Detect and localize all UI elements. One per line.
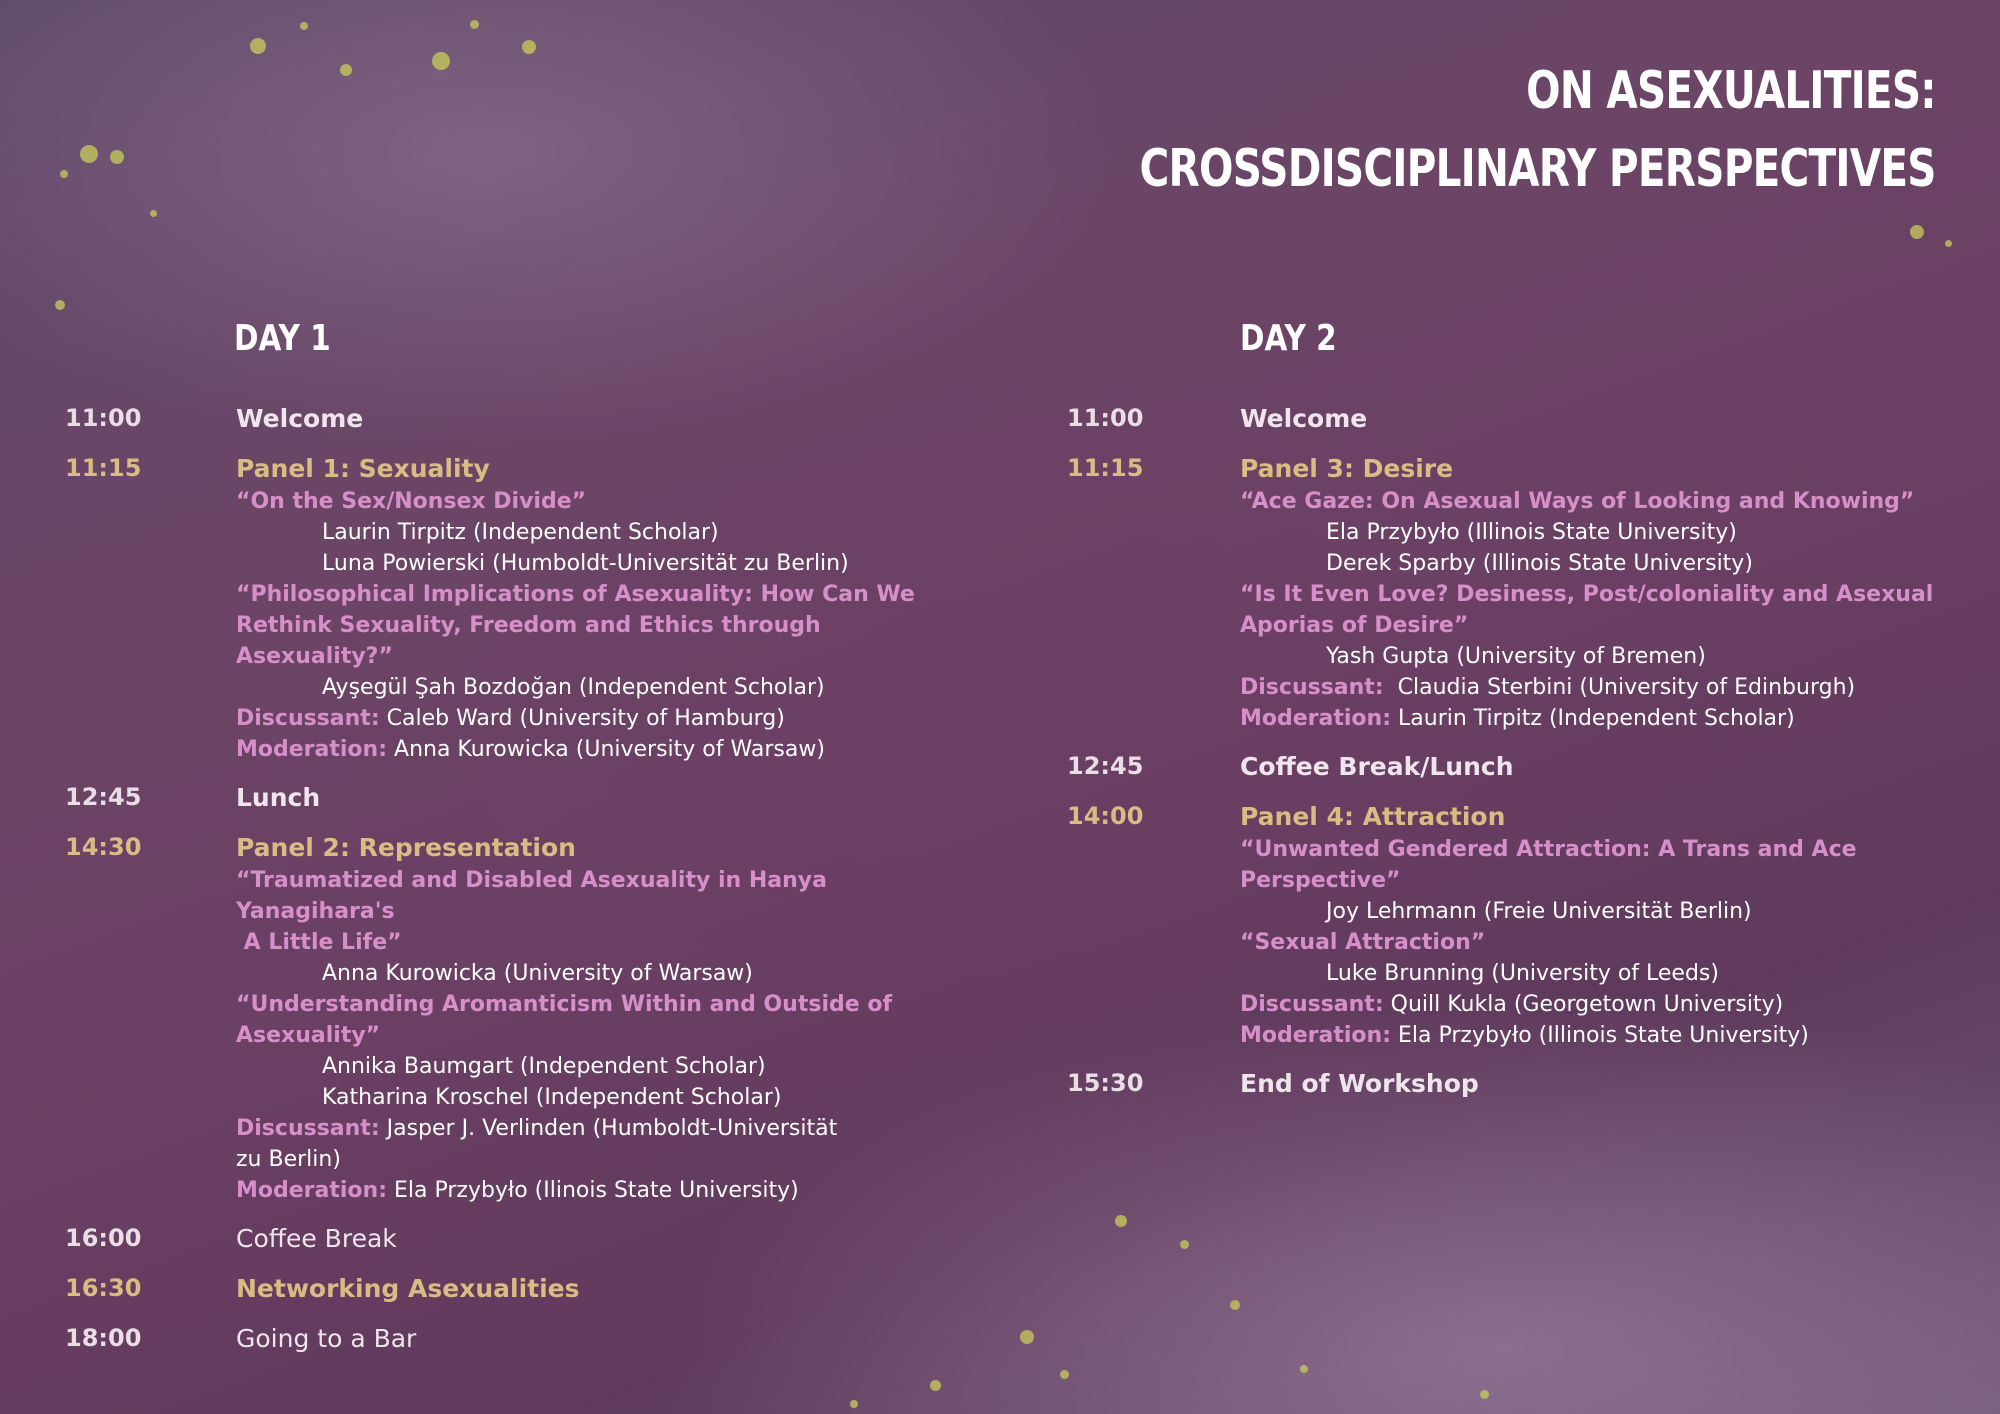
discussant-name: Jasper J. Verlinden (Humboldt-Universität <box>386 1116 838 1141</box>
event-title: Welcome <box>236 404 364 433</box>
speaker: Yash Gupta (University of Bremen) <box>1326 644 1706 669</box>
time-label: 16:00 <box>65 1224 142 1252</box>
speaker: Ela Przybyło (Illinois State University) <box>1326 520 1737 545</box>
moderation-name: Ela Przybyło (Ilinois State University) <box>394 1178 799 1203</box>
title-line-1: ON ASEXUALITIES: <box>1526 61 1936 121</box>
time-label: 12:45 <box>65 783 142 811</box>
talk-title: “Unwanted Gendered Attraction: A Trans and Ace <box>1240 837 1857 862</box>
moderation-line <box>1240 703 1967 734</box>
schedule-row <box>1067 402 1967 436</box>
discussant-name-cont: zu Berlin) <box>236 1147 341 1172</box>
day2-schedule <box>1067 402 1967 1117</box>
speaker: Ayşegül Şah Bozdoğan (Independent Scholar) <box>322 675 825 700</box>
discussant-line <box>1240 989 1967 1020</box>
speaker: Joy Lehrmann (Freie Universität Berlin) <box>1326 899 1752 924</box>
schedule-row <box>65 1222 965 1256</box>
day2-heading: DAY 2 <box>1240 318 1337 359</box>
page-title <box>1140 52 1936 208</box>
event-title: End of Workshop <box>1240 1069 1479 1098</box>
speaker: Luna Powierski (Humboldt-Universität zu Berlin) <box>322 551 849 576</box>
schedule-row <box>65 781 965 815</box>
moderation-line <box>236 1175 965 1206</box>
time-label: 18:00 <box>65 1324 142 1352</box>
discussant-line <box>236 703 965 734</box>
talk-title: “Understanding Aromanticism Within and Outside of <box>236 992 893 1017</box>
moderation-label: Moderation: <box>1240 1023 1392 1048</box>
talk-title: “Traumatized and Disabled Asexuality in Hanya Yanagihara's <box>236 868 827 924</box>
event-title: Networking Asexualities <box>236 1274 580 1303</box>
moderation-label: Moderation: <box>236 1178 388 1203</box>
moderation-name: Ela Przybyło (Illinois State University) <box>1398 1023 1809 1048</box>
time-label: 11:00 <box>1067 404 1144 432</box>
speaker: Anna Kurowicka (University of Warsaw) <box>322 961 753 986</box>
event-title: Going to a Bar <box>236 1324 417 1353</box>
discussant-name: Caleb Ward (University of Hamburg) <box>386 706 785 731</box>
discussant-name: Quill Kukla (Georgetown University) <box>1390 992 1784 1017</box>
talk-title: “Philosophical Implications of Asexuality: How Can We <box>236 582 915 607</box>
time-label: 11:00 <box>65 404 142 432</box>
discussant-label: Discussant: <box>1240 992 1384 1017</box>
time-label: 11:15 <box>65 454 142 482</box>
talk-title: “Ace Gaze: On Asexual Ways of Looking and Knowing” <box>1240 489 1915 514</box>
time-label: 12:45 <box>1067 752 1144 780</box>
event-title: Welcome <box>1240 404 1368 433</box>
speaker: Katharina Kroschel (Independent Scholar) <box>322 1085 782 1110</box>
talk-title: “On the Sex/Nonsex Divide” <box>236 489 587 514</box>
moderation-label: Moderation: <box>1240 706 1392 731</box>
discussant-line <box>1240 672 1967 703</box>
event-title: Coffee Break <box>236 1224 397 1253</box>
panel-title: Panel 4: Attraction <box>1240 802 1506 831</box>
day1-heading: DAY 1 <box>234 318 331 359</box>
schedule-row <box>1067 750 1967 784</box>
schedule-row-panel3 <box>1067 452 1967 734</box>
schedule-row <box>1067 1067 1967 1101</box>
schedule-row <box>65 1272 965 1306</box>
moderation-name: Laurin Tirpitz (Independent Scholar) <box>1398 706 1795 731</box>
time-label: 16:30 <box>65 1274 142 1302</box>
speaker: Derek Sparby (Illinois State University) <box>1326 551 1753 576</box>
talk-title: “Sexual Attraction” <box>1240 930 1486 955</box>
panel-title: Panel 1: Sexuality <box>236 454 490 483</box>
talk-title-cont: A Little Life” <box>236 930 402 955</box>
title-line-2: CROSSDISCIPLINARY PERSPECTIVES <box>1139 139 1936 199</box>
speaker: Luke Brunning (University of Leeds) <box>1326 961 1719 986</box>
event-title: Lunch <box>236 783 321 812</box>
moderation-name: Anna Kurowicka (University of Warsaw) <box>394 737 825 762</box>
time-label: 14:00 <box>1067 802 1144 830</box>
discussant-label: Discussant: <box>236 706 380 731</box>
schedule-row-panel1 <box>65 452 965 765</box>
discussant-label: Discussant: <box>236 1116 380 1141</box>
discussant-line <box>236 1113 965 1144</box>
day1-schedule <box>65 402 965 1372</box>
speaker: Annika Baumgart (Independent Scholar) <box>322 1054 766 1079</box>
time-label: 11:15 <box>1067 454 1144 482</box>
schedule-row-panel4 <box>1067 800 1967 1051</box>
discussant-name: Claudia Sterbini (University of Edinburgh) <box>1390 675 1856 700</box>
moderation-line <box>236 734 965 765</box>
talk-title-cont: Perspective” <box>1240 868 1401 893</box>
talk-title-cont: Rethink Sexuality, Freedom and Ethics through Asexuality?” <box>236 613 821 669</box>
talk-title: “Is It Even Love? Desiness, Post/coloniality and Asexual <box>1240 582 1934 607</box>
talk-title-cont: Asexuality” <box>236 1023 381 1048</box>
time-label: 14:30 <box>65 833 142 861</box>
schedule-row-panel2 <box>65 831 965 1206</box>
panel-title: Panel 3: Desire <box>1240 454 1454 483</box>
event-title: Coffee Break/Lunch <box>1240 752 1514 781</box>
moderation-line <box>1240 1020 1967 1051</box>
time-label: 15:30 <box>1067 1069 1144 1097</box>
schedule-row <box>65 402 965 436</box>
discussant-label: Discussant: <box>1240 675 1384 700</box>
speaker: Laurin Tirpitz (Independent Scholar) <box>322 520 719 545</box>
schedule-row <box>65 1322 965 1356</box>
moderation-label: Moderation: <box>236 737 388 762</box>
talk-title-cont: Aporias of Desire” <box>1240 613 1469 638</box>
panel-title: Panel 2: Representation <box>236 833 576 862</box>
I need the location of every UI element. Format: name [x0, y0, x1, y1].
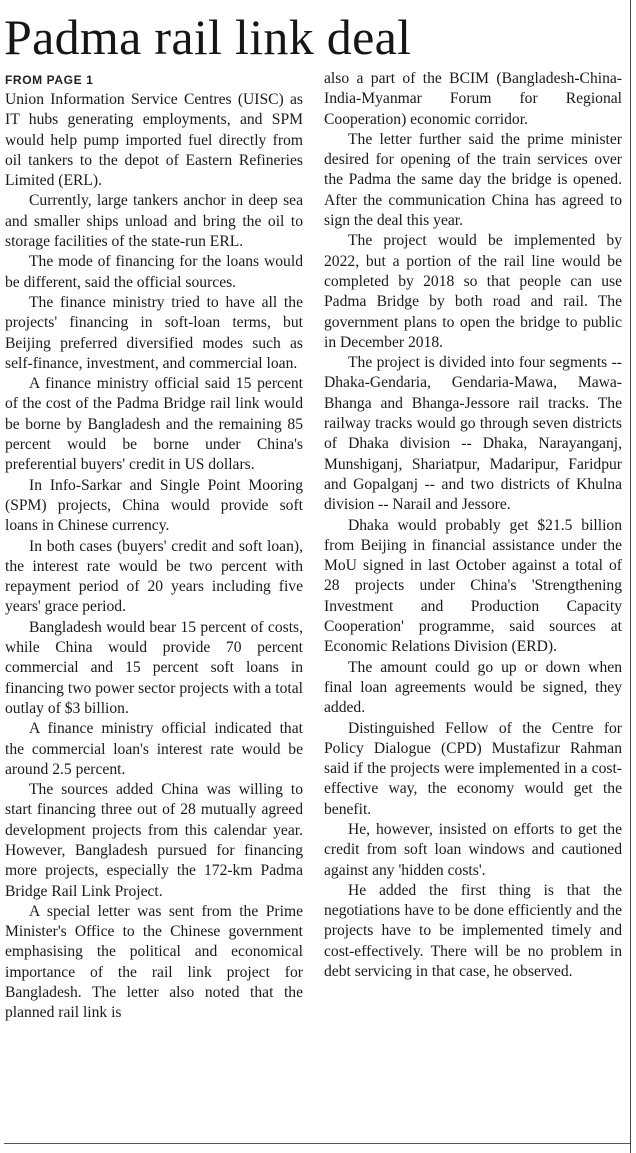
paragraph: He, however, insisted on efforts to get the credit from soft loan windows and cautioned against any 'hidden costs'.: [324, 820, 622, 879]
paragraph: Dhaka would probably get $21.5 billion from Beijing in financial assistance under the MoU signed in last October against a total of 28 projects under China's 'Strengthening Investment and Production Capacity Cooperation' programme, said sources at Economic Relations Division (ERD).: [324, 516, 622, 656]
paragraph: The letter further said the prime minister desired for opening of the train services over the Padma the same day the bridge is opened. After the communication China has agreed to sign the deal this year.: [324, 130, 622, 230]
bottom-rule: [4, 1143, 630, 1144]
paragraph: In Info-Sarkar and Single Point Mooring (SPM) projects, China would provide soft loans in Chinese currency.: [5, 476, 303, 535]
continued-from-label: FROM PAGE 1: [5, 73, 94, 87]
paragraph: The sources added China was willing to start financing three out of 28 mutually agreed development projects from this calendar year. However, Bangladesh pursued for financing more projects, especially the 172-km Padma Bridge Rail Link Project.: [5, 781, 303, 900]
paragraph: Distinguished Fellow of the Centre for Policy Dialogue (CPD) Mustafizur Rahman said if the projects were implemented in a cost-effective way, the economy would get the benefit.: [324, 719, 622, 818]
paragraph: The project is divided into four segments -- Dhaka-Gendaria, Gendaria-Mawa, Mawa-Bhanga and Bhanga-Jessore rail tracks. The railway tracks would go through seven districts of Dhaka division -- Dhaka, Narayanganj, Munshiganj, Shariatpur, Madaripur, Faridpur and Gopalganj -- and two districts of Khulna division -- Narail and Jessore.: [324, 354, 622, 514]
right-edge-rule: [630, 0, 631, 1153]
paragraph: A finance ministry official said 15 percent of the cost of the Padma Bridge rail link would be borne by Bangladesh and the remaining 85 percent would be borne under China's preferential buyers' credit in US dollars.: [5, 375, 303, 474]
paragraph: Currently, large tankers anchor in deep sea and smaller ships unload and bring the oil to storage facilities of the state-run ERL.: [5, 192, 303, 251]
headline: Padma rail link deal: [4, 9, 412, 65]
article-column-left: [5, 90, 303, 1024]
paragraph: A finance ministry official indicated that the commercial loan's interest rate would be around 2.5 percent.: [5, 720, 303, 778]
paragraph: A special letter was sent from the Prime Minister's Office to the Chinese government emphasising the political and economical importance of the rail link project for Bangladesh. The letter also noted that the planned rail link is: [5, 902, 303, 1022]
paragraph: The amount could go up or down when final loan agreements would be signed, they added.: [324, 658, 622, 717]
paragraph: He added the first thing is that the negotiations have to be done efficiently and the projects have to be implemented timely and cost-effectively. There will be no problem in debt servicing in that case, he observed.: [324, 881, 622, 981]
paragraph-continuation: also a part of the BCIM (Bangladesh-China-India-Myanmar Forum for Regional Cooperation) economic corridor.: [324, 70, 622, 128]
paragraph: Bangladesh would bear 15 percent of costs, while China would provide 70 percent commercial and 15 percent soft loans in financing two power sector projects with a total outlay of $3 billion.: [5, 618, 303, 717]
paragraph: The project would be implemented by 2022, but a portion of the rail line would be completed by 2018 so that people can use Padma Bridge by both road and rail. The government plans to open the bridge to public in December 2018.: [324, 232, 622, 351]
paragraph: Union Information Service Centres (UISC) as IT hubs generating employments, and SPM would help pump imported fuel directly from oil tankers to the depot of Eastern Refineries Limited (ERL).: [5, 91, 303, 190]
paragraph: In both cases (buyers' credit and soft loan), the interest rate would be two percent with repayment period of 20 years including five years' grace period.: [5, 537, 303, 616]
article-column-right: [324, 69, 622, 982]
paragraph: The finance ministry tried to have all the projects' financing in soft-loan terms, but Beijing preferred diversified modes such as self-finance, investment, and commercial loan.: [5, 293, 303, 372]
paragraph: The mode of financing for the loans would be different, said the official sources.: [5, 253, 303, 291]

* **Description of the task**: Copy out verbatim the lines of the records starting at the line that contains "discussant-name: Jasper J." and stopping after the line that contains "speaker: Joy Lehrmann", including both of those lines.

* **Exercise result**:
discussant-name: Jasper J. Verlinden (Humboldt-Universität <box>386 1116 838 1141</box>
event-title: Welcome <box>236 404 364 433</box>
speaker: Yash Gupta (University of Bremen) <box>1326 644 1706 669</box>
time-label: 16:00 <box>65 1224 142 1252</box>
speaker: Ela Przybyło (Illinois State University) <box>1326 520 1737 545</box>
moderation-name: Ela Przybyło (Ilinois State University) <box>394 1178 799 1203</box>
title-line-1: ON ASEXUALITIES: <box>1526 61 1936 121</box>
time-label: 12:45 <box>65 783 142 811</box>
talk-title: “Unwanted Gendered Attraction: A Trans and Ace <box>1240 837 1857 862</box>
moderation-line <box>1240 703 1967 734</box>
schedule-row <box>1067 402 1967 436</box>
discussant-name-cont: zu Berlin) <box>236 1147 341 1172</box>
day2-schedule <box>1067 402 1967 1117</box>
speaker: Ayşegül Şah Bozdoğan (Independent Scholar) <box>322 675 825 700</box>
discussant-line <box>1240 989 1967 1020</box>
speaker: Joy Lehrmann (Freie Universität Berlin) <box>1326 899 1752 924</box>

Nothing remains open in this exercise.